What to produce
Copy every entry exactly.

Records from a data source

^^^^^^^^

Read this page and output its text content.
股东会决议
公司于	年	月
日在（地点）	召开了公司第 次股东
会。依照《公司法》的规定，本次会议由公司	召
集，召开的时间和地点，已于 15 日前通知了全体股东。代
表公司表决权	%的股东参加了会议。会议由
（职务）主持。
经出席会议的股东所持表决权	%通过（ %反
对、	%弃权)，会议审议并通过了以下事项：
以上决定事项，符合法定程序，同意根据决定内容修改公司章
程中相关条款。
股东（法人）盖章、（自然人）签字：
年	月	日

^^^^^^^^

Exercise response
Read this page and output its text content.
股东会决议
公司于	年	月
日在（地点）	召开了公司第 次股东
会。依照《公司法》的规定，本次会议由公司	召
集，召开的时间和地点，已于 15 日前通知了全体股东。代
表公司表决权	%的股东参加了会议。会议由
（职务）主持。
经出席会议的股东所持表决权	%通过（ %反
对、	%弃权)，会议审议并通过了以下事项：
以上决定事项，符合法定程序，同意根据决定内容修改公司章
程中相关条款。
股东（法人）盖章、（自然人）签字：
年	月	日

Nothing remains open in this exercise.